Collected data
____

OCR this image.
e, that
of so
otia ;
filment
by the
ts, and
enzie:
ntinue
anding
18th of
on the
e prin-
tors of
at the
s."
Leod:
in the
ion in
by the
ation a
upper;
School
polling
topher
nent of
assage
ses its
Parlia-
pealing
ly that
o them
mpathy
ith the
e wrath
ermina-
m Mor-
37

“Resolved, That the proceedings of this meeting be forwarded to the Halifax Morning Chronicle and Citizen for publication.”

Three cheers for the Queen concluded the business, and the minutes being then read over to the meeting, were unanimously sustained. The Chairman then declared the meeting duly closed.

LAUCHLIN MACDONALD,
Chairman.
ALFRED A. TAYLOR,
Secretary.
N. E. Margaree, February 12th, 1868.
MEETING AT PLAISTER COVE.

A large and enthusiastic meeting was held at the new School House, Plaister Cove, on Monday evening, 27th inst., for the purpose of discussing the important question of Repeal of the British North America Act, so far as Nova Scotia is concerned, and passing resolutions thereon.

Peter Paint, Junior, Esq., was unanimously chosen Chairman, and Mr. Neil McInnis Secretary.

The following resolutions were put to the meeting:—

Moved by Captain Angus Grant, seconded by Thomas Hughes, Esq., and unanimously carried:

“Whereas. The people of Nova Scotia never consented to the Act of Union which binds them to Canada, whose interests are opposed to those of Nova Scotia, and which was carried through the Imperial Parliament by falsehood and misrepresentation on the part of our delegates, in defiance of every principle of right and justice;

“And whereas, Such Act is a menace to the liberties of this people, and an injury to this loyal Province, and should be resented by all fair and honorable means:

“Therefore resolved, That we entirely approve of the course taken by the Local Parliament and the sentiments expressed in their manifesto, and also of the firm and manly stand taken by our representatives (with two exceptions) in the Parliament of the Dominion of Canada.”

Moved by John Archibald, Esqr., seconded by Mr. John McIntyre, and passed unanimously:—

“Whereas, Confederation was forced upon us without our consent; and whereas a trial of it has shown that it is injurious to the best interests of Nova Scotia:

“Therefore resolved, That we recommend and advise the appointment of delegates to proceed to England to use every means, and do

____

_Written task_: Transcribe the material above in its entirety. Match it exactly.

_Response to this task_:
OCR this image.
e, that
of so
otia ;
filment
by the
ts, and
enzie:
ntinue
anding
18th of
on the
e prin-
tors of
at the
s."
Leod:
in the
ion in
by the
ation a
upper;
School
polling
topher
nent of
assage
ses its
Parlia-
pealing
ly that
o them
mpathy
ith the
e wrath
ermina-
m Mor-
37

“Resolved, That the proceedings of this meeting be forwarded to the Halifax Morning Chronicle and Citizen for publication.”

Three cheers for the Queen concluded the business, and the minutes being then read over to the meeting, were unanimously sustained. The Chairman then declared the meeting duly closed.

LAUCHLIN MACDONALD,
Chairman.
ALFRED A. TAYLOR,
Secretary.
N. E. Margaree, February 12th, 1868.
MEETING AT PLAISTER COVE.

A large and enthusiastic meeting was held at the new School House, Plaister Cove, on Monday evening, 27th inst., for the purpose of discussing the important question of Repeal of the British North America Act, so far as Nova Scotia is concerned, and passing resolutions thereon.

Peter Paint, Junior, Esq., was unanimously chosen Chairman, and Mr. Neil McInnis Secretary.

The following resolutions were put to the meeting:—

Moved by Captain Angus Grant, seconded by Thomas Hughes, Esq., and unanimously carried:

“Whereas. The people of Nova Scotia never consented to the Act of Union which binds them to Canada, whose interests are opposed to those of Nova Scotia, and which was carried through the Imperial Parliament by falsehood and misrepresentation on the part of our delegates, in defiance of every principle of right and justice;

“And whereas, Such Act is a menace to the liberties of this people, and an injury to this loyal Province, and should be resented by all fair and honorable means:

“Therefore resolved, That we entirely approve of the course taken by the Local Parliament and the sentiments expressed in their manifesto, and also of the firm and manly stand taken by our representatives (with two exceptions) in the Parliament of the Dominion of Canada.”

Moved by John Archibald, Esqr., seconded by Mr. John McIntyre, and passed unanimously:—

“Whereas, Confederation was forced upon us without our consent; and whereas a trial of it has shown that it is injurious to the best interests of Nova Scotia:

“Therefore resolved, That we recommend and advise the appointment of delegates to proceed to England to use every means, and do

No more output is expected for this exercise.